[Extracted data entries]
###
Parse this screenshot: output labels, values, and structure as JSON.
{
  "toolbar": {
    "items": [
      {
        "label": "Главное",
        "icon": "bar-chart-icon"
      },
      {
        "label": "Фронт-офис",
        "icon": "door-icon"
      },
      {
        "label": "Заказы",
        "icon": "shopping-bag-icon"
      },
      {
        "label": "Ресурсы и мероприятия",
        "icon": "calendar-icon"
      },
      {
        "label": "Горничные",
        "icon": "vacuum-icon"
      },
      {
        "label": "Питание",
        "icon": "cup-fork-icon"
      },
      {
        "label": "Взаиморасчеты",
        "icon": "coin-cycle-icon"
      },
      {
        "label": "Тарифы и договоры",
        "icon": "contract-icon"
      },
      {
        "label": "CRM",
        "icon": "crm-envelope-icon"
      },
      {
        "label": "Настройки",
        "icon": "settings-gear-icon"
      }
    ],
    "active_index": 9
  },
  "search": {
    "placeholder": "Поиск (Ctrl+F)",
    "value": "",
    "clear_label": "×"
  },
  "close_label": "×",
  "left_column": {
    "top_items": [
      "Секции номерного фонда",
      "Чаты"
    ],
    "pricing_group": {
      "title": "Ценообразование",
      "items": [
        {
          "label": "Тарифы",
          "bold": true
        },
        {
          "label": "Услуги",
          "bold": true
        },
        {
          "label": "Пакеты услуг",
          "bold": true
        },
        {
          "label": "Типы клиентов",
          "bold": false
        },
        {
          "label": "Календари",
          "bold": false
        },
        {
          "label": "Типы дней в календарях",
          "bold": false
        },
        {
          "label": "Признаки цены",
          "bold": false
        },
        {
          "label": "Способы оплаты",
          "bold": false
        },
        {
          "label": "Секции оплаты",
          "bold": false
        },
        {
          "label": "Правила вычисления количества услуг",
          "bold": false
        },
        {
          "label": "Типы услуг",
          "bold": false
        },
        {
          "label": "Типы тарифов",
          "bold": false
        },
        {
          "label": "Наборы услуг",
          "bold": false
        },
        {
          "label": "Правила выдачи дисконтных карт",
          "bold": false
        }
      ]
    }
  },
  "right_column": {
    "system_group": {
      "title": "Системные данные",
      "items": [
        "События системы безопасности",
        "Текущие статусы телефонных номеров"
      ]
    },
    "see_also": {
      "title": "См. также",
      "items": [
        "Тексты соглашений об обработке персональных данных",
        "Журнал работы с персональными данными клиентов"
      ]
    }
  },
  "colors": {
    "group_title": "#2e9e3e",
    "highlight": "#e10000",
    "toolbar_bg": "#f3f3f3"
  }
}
###
> [Instruction] Where a line holds "Секции", copy it out.

> [Task response]
      "Секции номерного фонда",
          "label": "Секции оплаты",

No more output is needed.